# [REQUIRED TASK]
Restate the whole listing exactly.

# [GIVEN RECORDS]
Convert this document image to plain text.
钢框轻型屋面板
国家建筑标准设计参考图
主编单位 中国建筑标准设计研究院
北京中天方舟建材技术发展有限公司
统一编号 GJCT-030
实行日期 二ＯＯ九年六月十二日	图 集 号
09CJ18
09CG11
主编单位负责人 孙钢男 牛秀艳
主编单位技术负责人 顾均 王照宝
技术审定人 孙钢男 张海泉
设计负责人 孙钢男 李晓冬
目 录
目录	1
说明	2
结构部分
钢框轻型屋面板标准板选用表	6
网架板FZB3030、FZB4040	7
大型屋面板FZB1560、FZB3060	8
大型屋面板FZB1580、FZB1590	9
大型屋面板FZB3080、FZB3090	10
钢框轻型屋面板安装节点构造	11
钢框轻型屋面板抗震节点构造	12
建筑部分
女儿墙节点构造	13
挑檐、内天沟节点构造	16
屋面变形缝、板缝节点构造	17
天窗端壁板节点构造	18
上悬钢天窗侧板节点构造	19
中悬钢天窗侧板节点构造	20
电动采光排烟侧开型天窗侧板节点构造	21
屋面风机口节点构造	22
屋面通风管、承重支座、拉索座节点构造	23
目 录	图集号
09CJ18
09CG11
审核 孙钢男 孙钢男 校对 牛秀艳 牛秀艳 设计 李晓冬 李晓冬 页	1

# [OUTPUT OF THE TASK]
Convert this document image to plain text.
钢框轻型屋面板
国家建筑标准设计参考图
主编单位 中国建筑标准设计研究院
北京中天方舟建材技术发展有限公司
统一编号 GJCT-030
实行日期 二ＯＯ九年六月十二日	图 集 号
09CJ18
09CG11
主编单位负责人 孙钢男 牛秀艳
主编单位技术负责人 顾均 王照宝
技术审定人 孙钢男 张海泉
设计负责人 孙钢男 李晓冬
目 录
目录	1
说明	2
结构部分
钢框轻型屋面板标准板选用表	6
网架板FZB3030、FZB4040	7
大型屋面板FZB1560、FZB3060	8
大型屋面板FZB1580、FZB1590	9
大型屋面板FZB3080、FZB3090	10
钢框轻型屋面板安装节点构造	11
钢框轻型屋面板抗震节点构造	12
建筑部分
女儿墙节点构造	13
挑檐、内天沟节点构造	16
屋面变形缝、板缝节点构造	17
天窗端壁板节点构造	18
上悬钢天窗侧板节点构造	19
中悬钢天窗侧板节点构造	20
电动采光排烟侧开型天窗侧板节点构造	21
屋面风机口节点构造	22
屋面通风管、承重支座、拉索座节点构造	23
目 录	图集号
09CJ18
09CG11
审核 孙钢男 孙钢男 校对 牛秀艳 牛秀艳 设计 李晓冬 李晓冬 页	1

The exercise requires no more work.